++++ MATERIAL FOR THIS TASK

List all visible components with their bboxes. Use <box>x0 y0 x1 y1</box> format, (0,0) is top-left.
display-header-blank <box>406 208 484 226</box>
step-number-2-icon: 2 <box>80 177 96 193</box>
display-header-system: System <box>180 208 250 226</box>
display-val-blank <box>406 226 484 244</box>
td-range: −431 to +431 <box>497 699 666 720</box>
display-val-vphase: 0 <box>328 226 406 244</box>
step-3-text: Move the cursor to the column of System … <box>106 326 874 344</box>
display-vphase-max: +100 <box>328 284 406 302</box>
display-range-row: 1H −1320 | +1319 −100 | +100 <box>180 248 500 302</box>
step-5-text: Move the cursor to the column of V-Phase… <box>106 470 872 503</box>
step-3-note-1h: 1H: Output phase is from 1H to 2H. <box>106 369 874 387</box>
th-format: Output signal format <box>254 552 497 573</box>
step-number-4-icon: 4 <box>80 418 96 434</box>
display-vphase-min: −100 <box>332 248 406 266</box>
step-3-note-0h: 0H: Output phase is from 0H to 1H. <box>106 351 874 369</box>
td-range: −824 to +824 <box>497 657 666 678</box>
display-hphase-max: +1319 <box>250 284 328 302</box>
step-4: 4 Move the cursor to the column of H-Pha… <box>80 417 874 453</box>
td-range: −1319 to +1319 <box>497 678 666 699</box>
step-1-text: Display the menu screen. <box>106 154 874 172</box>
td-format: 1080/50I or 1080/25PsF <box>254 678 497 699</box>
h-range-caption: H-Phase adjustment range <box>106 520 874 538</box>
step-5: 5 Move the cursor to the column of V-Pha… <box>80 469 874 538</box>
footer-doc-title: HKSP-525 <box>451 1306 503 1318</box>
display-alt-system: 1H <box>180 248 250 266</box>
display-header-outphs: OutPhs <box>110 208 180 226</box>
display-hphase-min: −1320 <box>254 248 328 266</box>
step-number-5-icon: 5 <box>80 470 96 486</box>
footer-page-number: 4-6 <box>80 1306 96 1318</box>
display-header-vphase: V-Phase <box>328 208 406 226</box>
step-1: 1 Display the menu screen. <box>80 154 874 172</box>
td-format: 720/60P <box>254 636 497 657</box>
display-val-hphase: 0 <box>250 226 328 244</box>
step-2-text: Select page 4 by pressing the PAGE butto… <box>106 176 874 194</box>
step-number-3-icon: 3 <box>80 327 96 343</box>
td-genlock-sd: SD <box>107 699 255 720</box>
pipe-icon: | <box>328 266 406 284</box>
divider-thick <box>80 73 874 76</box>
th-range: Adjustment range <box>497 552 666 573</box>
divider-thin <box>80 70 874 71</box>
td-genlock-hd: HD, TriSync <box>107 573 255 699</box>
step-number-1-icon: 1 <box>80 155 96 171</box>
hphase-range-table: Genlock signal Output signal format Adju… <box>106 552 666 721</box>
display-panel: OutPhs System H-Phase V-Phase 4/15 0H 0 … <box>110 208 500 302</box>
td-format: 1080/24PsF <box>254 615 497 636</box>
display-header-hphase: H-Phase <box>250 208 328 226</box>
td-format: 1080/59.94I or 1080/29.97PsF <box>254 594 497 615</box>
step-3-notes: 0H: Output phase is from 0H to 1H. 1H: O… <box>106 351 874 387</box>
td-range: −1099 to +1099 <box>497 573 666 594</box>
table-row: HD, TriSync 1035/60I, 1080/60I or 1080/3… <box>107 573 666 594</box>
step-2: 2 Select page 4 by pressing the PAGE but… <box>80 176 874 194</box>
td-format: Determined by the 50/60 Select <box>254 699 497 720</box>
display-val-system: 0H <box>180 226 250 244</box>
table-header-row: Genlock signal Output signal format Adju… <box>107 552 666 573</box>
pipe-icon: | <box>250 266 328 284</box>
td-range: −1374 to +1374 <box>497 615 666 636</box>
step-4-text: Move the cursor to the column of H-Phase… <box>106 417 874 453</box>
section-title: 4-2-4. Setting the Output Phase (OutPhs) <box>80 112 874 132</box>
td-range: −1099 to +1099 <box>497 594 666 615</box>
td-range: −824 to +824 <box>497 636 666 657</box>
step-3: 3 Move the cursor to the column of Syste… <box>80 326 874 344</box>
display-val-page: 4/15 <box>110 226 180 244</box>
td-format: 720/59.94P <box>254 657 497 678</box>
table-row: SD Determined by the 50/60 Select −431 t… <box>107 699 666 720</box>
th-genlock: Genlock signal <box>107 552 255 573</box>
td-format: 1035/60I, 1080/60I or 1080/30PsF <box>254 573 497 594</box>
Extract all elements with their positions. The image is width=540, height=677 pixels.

++++++++

REQUEST: Rewrite the material from its first line through the line containing "display-val-blank <box>406 226 484 244</box>", replacing "visible" with "displayed" and leaving everything else unchanged.

ANSWER TO THIS EXERCISE:
List all displayed components with their bboxes. Use <box>x0 y0 x1 y1</box> format, (0,0) is top-left.
display-header-blank <box>406 208 484 226</box>
step-number-2-icon: 2 <box>80 177 96 193</box>
display-header-system: System <box>180 208 250 226</box>
display-val-blank <box>406 226 484 244</box>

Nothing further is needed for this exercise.